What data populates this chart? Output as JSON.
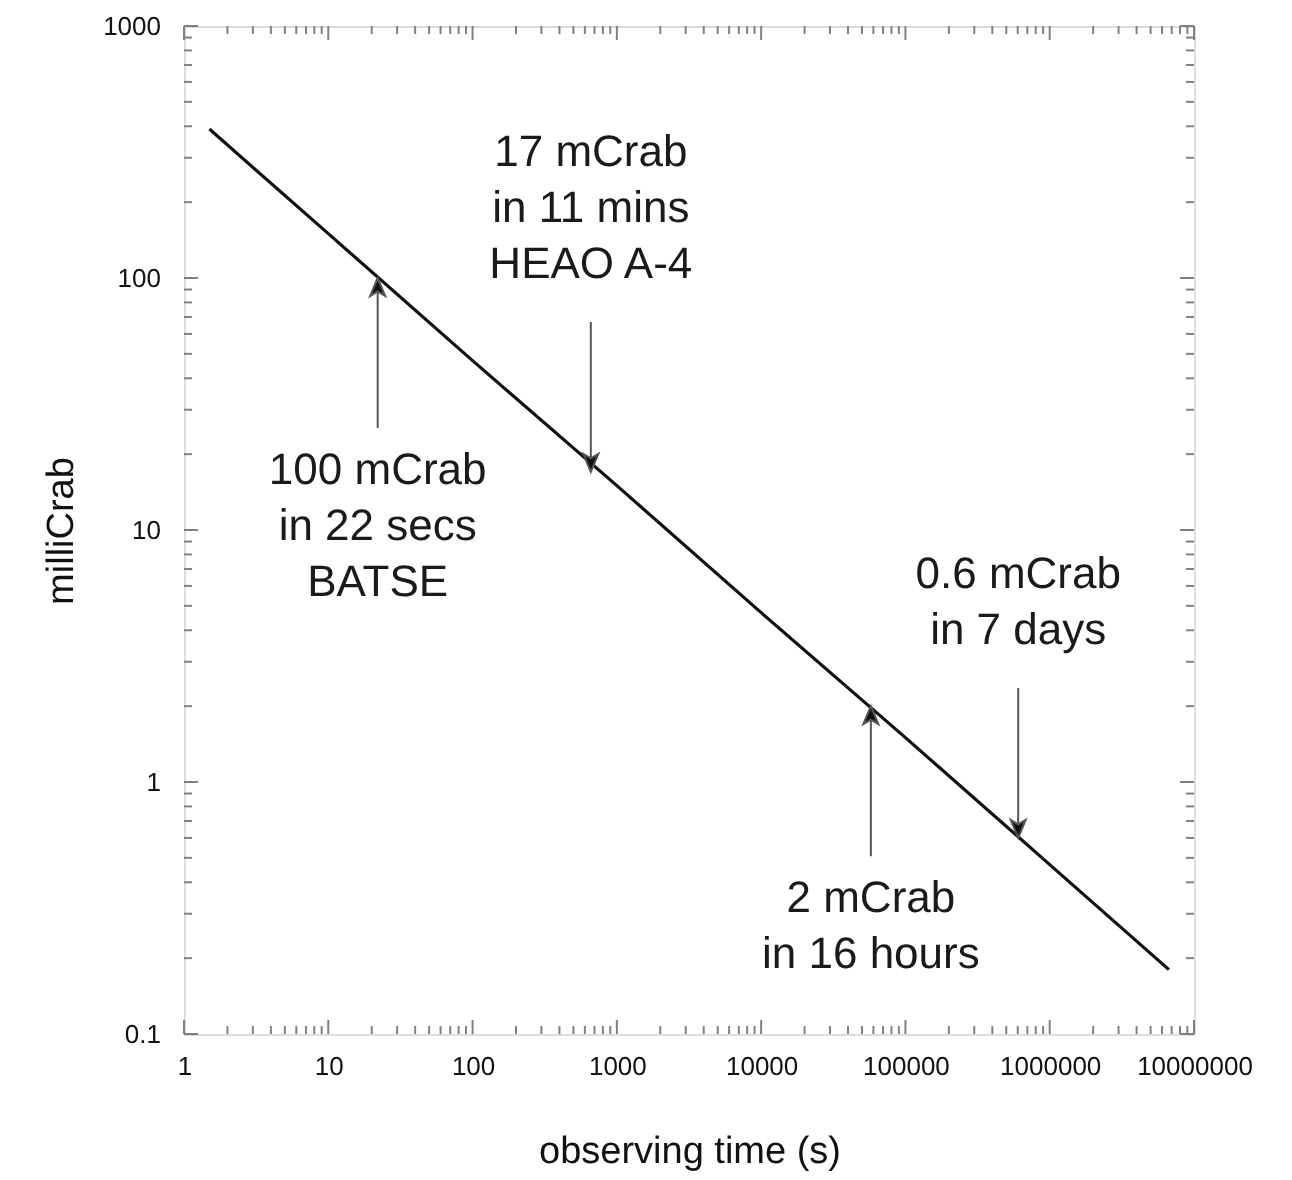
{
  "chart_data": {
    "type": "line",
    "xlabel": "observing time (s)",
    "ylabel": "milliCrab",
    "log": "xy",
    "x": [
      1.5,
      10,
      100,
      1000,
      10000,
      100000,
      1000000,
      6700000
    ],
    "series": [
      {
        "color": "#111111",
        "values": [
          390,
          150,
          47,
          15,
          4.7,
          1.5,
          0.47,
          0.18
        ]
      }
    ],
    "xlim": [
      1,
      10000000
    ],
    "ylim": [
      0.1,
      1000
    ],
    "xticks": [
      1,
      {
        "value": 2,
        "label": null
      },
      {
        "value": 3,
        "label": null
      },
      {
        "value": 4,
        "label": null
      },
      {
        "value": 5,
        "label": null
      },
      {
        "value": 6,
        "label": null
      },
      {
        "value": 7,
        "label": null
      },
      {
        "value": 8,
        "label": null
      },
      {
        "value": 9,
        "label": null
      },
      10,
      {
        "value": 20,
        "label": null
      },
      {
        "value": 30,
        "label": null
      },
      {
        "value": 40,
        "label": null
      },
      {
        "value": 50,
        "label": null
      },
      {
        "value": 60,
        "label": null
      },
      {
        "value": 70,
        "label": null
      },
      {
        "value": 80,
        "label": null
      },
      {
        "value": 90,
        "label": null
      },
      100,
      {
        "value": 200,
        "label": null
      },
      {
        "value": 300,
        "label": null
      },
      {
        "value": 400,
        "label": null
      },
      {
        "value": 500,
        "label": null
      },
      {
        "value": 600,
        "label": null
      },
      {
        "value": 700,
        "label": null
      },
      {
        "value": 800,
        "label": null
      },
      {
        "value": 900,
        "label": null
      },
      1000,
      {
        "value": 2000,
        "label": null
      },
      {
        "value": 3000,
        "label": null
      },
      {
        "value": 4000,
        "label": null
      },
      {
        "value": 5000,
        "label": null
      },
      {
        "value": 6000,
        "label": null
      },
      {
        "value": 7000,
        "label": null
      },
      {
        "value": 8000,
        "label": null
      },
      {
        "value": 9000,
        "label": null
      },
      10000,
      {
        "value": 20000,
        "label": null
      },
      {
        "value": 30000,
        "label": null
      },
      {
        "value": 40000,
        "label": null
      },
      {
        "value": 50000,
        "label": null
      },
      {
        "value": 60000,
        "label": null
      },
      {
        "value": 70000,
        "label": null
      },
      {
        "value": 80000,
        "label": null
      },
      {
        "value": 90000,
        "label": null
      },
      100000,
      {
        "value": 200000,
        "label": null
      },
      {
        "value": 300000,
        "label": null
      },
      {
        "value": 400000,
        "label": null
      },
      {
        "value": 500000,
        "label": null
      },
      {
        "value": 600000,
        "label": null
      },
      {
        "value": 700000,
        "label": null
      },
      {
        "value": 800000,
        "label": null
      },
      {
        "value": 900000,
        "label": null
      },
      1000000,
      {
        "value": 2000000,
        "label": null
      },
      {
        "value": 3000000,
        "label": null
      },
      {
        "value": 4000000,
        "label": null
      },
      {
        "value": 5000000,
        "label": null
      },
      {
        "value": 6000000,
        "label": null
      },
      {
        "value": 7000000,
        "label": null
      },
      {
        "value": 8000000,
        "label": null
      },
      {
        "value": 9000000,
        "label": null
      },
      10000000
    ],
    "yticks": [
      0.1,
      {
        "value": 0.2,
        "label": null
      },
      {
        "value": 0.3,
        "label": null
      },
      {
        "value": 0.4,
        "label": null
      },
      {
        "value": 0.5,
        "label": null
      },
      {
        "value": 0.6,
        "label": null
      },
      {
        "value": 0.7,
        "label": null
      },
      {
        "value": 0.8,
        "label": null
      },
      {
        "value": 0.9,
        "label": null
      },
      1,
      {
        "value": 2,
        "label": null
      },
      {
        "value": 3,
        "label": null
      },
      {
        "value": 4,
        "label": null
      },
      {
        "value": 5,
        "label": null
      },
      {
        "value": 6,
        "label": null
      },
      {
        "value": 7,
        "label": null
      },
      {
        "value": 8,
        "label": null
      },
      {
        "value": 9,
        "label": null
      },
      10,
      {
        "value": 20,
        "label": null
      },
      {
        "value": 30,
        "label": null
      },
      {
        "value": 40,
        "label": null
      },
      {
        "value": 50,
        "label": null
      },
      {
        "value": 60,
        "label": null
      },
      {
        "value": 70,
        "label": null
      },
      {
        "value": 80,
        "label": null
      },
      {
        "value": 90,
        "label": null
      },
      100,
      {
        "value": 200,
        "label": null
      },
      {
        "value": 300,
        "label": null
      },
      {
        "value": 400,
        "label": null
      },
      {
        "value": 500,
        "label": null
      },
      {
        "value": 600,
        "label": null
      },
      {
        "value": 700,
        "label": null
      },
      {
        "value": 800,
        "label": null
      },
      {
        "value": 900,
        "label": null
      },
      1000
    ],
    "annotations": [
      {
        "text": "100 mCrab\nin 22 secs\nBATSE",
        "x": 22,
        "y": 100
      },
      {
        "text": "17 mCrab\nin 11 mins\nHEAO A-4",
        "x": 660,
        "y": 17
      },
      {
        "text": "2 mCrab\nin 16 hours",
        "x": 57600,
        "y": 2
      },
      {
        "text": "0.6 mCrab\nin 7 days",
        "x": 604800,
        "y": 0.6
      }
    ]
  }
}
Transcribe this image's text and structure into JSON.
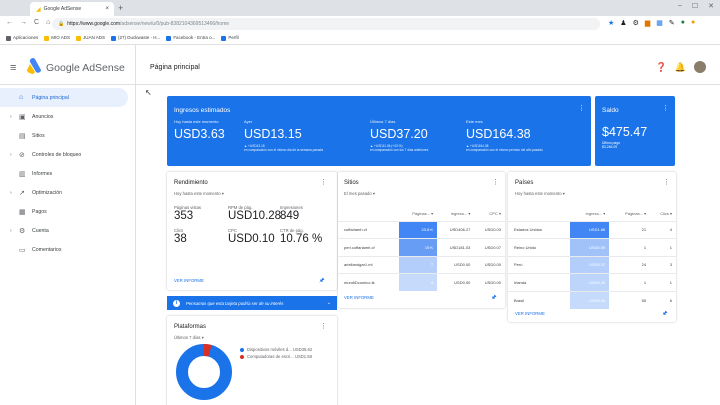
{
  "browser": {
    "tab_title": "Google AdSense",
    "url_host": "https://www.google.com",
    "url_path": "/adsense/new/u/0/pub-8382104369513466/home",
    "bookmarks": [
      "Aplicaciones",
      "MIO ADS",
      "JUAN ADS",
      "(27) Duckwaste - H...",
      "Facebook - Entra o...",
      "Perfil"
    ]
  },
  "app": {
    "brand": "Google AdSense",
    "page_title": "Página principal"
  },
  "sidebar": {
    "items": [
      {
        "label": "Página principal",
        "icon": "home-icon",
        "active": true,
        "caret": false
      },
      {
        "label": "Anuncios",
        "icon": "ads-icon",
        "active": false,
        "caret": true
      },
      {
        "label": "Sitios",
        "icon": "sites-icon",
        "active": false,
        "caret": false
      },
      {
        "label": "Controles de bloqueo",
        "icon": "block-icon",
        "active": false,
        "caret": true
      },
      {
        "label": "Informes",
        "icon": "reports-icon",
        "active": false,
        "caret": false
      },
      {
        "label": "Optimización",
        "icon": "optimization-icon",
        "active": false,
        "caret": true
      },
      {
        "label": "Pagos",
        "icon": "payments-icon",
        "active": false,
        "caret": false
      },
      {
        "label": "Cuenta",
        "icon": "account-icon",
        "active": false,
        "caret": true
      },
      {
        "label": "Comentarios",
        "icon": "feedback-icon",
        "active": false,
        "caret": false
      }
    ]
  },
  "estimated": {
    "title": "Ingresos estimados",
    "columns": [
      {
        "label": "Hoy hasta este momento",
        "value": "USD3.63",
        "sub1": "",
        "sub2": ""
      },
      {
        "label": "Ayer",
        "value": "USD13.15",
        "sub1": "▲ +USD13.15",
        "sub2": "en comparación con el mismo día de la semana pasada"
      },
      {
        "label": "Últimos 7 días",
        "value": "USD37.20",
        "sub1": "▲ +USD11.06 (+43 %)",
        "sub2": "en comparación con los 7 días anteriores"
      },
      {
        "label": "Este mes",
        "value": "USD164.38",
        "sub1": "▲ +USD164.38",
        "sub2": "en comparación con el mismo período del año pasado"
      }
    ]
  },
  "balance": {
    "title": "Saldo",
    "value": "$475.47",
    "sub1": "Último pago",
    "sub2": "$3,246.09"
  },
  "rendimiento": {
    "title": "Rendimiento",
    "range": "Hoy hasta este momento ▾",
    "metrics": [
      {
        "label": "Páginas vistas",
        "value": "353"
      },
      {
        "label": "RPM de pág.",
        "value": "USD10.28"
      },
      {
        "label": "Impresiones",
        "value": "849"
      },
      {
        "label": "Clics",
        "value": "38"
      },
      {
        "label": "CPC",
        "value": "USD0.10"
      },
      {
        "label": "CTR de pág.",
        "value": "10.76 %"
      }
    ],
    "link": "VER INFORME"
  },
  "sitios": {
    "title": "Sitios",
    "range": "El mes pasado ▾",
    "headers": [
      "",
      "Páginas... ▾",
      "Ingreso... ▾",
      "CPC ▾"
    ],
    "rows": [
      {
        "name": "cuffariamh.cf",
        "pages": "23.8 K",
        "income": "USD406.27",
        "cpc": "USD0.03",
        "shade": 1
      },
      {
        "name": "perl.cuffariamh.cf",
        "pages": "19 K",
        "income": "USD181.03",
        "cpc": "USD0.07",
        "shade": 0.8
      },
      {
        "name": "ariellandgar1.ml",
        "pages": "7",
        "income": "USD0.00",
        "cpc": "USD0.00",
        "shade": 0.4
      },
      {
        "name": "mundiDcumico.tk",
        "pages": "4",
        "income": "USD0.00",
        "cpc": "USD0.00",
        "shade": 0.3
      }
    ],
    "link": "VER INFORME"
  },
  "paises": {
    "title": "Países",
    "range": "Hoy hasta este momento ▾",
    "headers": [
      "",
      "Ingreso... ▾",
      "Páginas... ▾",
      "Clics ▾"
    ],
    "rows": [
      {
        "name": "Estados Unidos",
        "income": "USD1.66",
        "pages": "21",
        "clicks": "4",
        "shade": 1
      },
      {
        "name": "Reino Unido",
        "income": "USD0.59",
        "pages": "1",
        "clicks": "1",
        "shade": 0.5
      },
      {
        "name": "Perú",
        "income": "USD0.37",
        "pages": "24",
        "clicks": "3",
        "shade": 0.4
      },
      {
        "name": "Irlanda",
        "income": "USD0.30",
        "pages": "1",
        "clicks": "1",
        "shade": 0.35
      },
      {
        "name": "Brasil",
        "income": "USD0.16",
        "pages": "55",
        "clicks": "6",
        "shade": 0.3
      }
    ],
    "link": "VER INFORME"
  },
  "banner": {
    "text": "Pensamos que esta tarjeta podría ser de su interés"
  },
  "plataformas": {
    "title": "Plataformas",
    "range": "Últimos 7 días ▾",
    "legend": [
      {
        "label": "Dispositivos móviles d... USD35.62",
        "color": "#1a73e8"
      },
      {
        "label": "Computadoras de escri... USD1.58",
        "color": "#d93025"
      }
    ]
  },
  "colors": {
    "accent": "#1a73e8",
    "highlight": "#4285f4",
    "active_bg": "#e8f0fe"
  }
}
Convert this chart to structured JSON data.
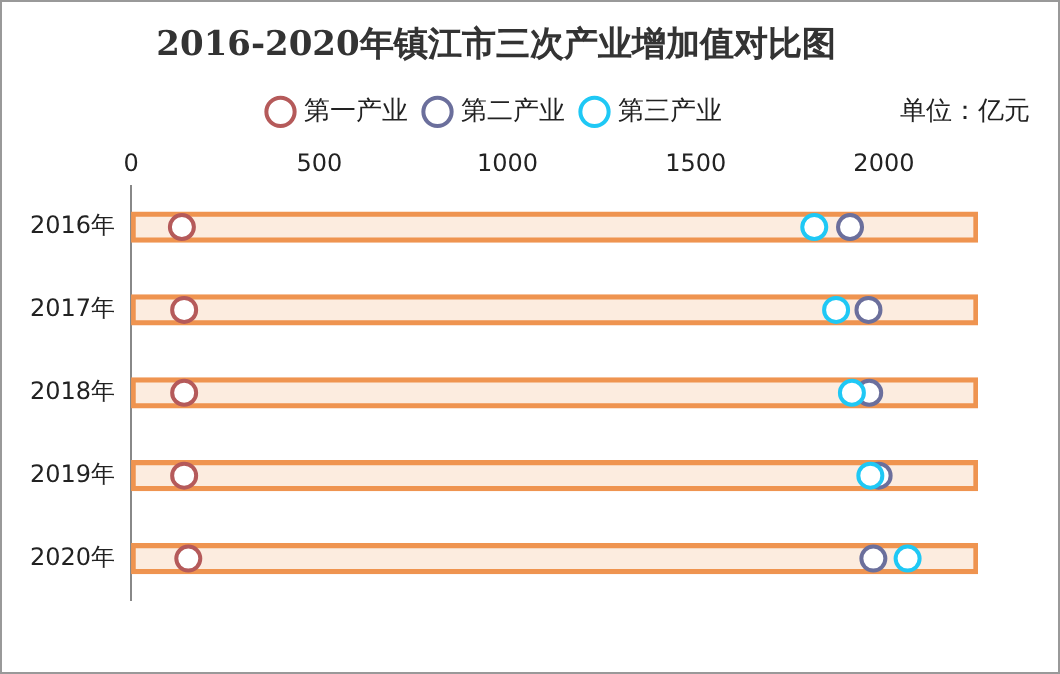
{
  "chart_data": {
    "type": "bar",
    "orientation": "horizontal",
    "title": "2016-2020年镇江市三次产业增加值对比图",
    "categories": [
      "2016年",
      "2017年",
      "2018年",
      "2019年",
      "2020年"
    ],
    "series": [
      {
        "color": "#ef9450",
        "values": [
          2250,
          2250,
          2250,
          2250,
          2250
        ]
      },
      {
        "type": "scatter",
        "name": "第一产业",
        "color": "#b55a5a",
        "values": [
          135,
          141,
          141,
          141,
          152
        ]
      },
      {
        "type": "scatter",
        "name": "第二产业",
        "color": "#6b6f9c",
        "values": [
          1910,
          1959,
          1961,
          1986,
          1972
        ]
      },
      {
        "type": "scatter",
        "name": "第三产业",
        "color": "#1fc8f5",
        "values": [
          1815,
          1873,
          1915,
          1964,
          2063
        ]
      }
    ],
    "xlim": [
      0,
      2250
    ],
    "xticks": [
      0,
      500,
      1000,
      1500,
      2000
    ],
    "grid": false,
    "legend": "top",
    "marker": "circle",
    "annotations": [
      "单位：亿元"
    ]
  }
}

[YOUR OBJECTIVE] Set down, unchanged, only the lines running from the line with "Convert this chart to structured JSON data." to the last line, including both. Pictures stay out of the copy.

[WORKED SOLUTION]
Convert this chart to structured JSON data.
{
  "chart_data": {
    "type": "bar",
    "orientation": "horizontal",
    "title": "2016-2020年镇江市三次产业增加值对比图",
    "categories": [
      "2016年",
      "2017年",
      "2018年",
      "2019年",
      "2020年"
    ],
    "series": [
      {
        "color": "#ef9450",
        "values": [
          2250,
          2250,
          2250,
          2250,
          2250
        ]
      },
      {
        "type": "scatter",
        "name": "第一产业",
        "color": "#b55a5a",
        "values": [
          135,
          141,
          141,
          141,
          152
        ]
      },
      {
        "type": "scatter",
        "name": "第二产业",
        "color": "#6b6f9c",
        "values": [
          1910,
          1959,
          1961,
          1986,
          1972
        ]
      },
      {
        "type": "scatter",
        "name": "第三产业",
        "color": "#1fc8f5",
        "values": [
          1815,
          1873,
          1915,
          1964,
          2063
        ]
      }
    ],
    "xlim": [
      0,
      2250
    ],
    "xticks": [
      0,
      500,
      1000,
      1500,
      2000
    ],
    "grid": false,
    "legend": "top",
    "marker": "circle",
    "annotations": [
      "单位：亿元"
    ]
  }
}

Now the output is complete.